- WORK REQUIRED
What lines of the data hold the string "areas"? Copy them all.

- Records contained in a dataset
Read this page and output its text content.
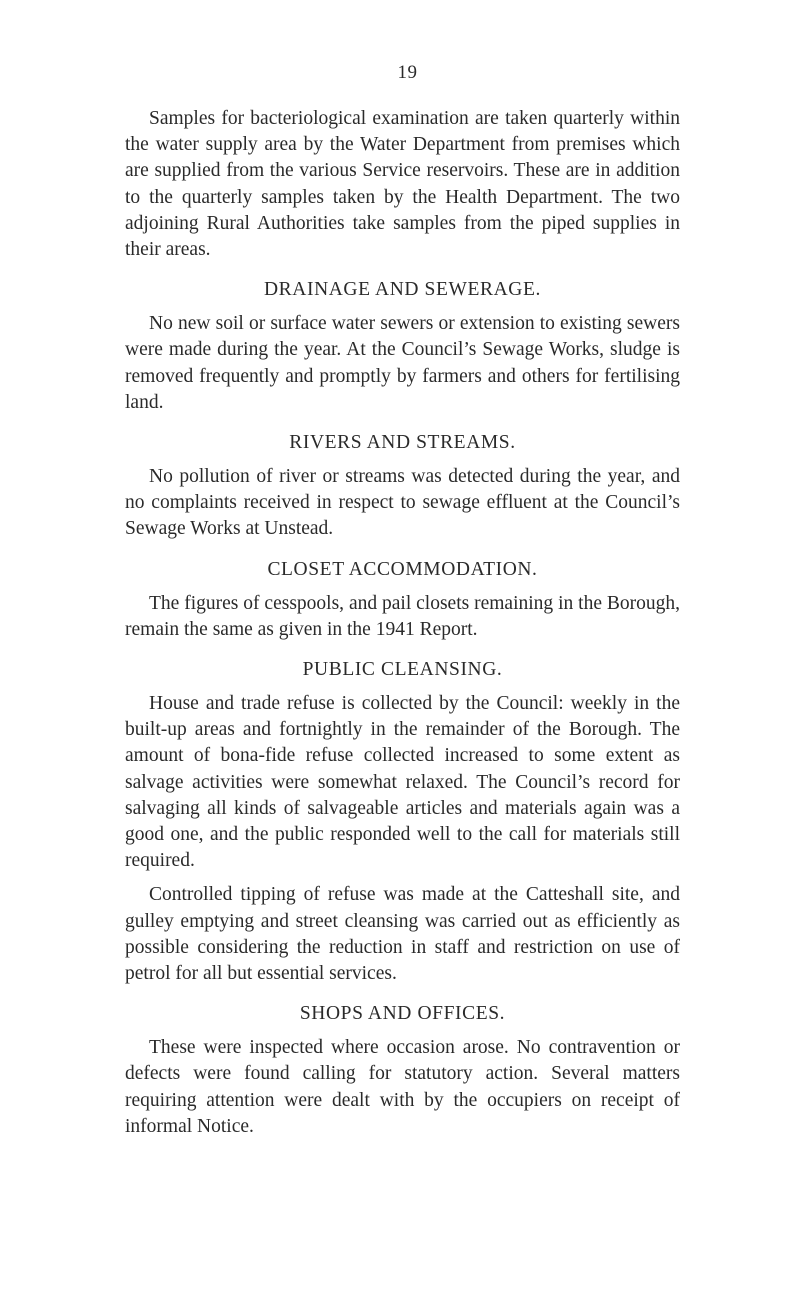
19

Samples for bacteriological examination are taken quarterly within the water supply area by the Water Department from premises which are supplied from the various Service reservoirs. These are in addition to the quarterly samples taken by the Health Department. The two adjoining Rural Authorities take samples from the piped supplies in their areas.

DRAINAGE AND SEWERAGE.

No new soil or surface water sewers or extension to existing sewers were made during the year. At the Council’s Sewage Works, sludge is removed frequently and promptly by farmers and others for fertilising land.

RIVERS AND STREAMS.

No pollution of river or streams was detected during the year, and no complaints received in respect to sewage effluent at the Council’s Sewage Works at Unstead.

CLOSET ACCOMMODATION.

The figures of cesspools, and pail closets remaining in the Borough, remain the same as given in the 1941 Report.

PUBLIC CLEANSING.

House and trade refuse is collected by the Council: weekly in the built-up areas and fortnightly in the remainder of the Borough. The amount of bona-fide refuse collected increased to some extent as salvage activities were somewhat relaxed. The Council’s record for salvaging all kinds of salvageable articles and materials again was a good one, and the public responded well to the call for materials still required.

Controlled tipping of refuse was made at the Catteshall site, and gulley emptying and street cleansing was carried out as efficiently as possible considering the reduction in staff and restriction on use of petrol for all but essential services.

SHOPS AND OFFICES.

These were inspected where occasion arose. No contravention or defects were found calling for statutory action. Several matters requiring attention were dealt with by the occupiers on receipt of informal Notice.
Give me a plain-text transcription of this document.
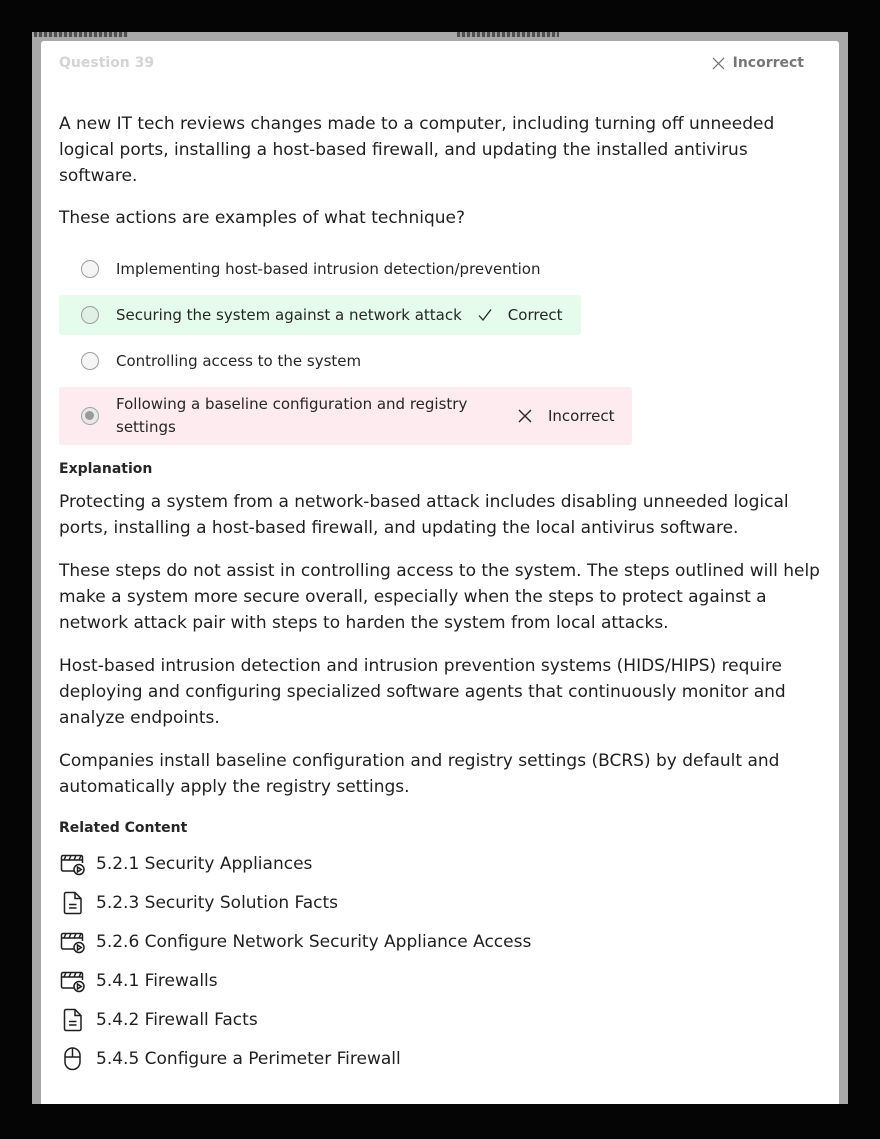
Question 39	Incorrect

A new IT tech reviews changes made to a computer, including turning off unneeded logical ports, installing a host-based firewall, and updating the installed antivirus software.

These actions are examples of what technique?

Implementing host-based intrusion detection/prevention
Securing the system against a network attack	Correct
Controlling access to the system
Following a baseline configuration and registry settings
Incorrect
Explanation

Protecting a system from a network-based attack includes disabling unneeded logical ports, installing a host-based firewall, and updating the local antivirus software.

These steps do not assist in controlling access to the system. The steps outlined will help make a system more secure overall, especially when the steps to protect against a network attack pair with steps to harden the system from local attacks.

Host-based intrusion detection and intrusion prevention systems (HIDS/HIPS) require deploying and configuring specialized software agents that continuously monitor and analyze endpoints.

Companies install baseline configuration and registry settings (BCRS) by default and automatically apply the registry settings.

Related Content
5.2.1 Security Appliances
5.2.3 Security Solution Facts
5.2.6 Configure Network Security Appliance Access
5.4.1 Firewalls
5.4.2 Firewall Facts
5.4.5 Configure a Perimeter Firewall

- SOLUTION BELOW
Samples for bacteriological examination are taken quarterly within the water supply area by the Water Department from premises which are supplied from the various Service reservoirs. These are in addition to the quarterly samples taken by the Health Department. The two adjoining Rural Authorities take samples from the piped supplies in their areas.
House and trade refuse is collected by the Council: weekly in the built-up areas and fortnightly in the remainder of the Borough. The amount of bona-fide refuse collected increased to some extent as salvage activities were somewhat relaxed. The Council’s record for salvaging all kinds of salvageable articles and materials again was a good one, and the public responded well to the call for materials still required.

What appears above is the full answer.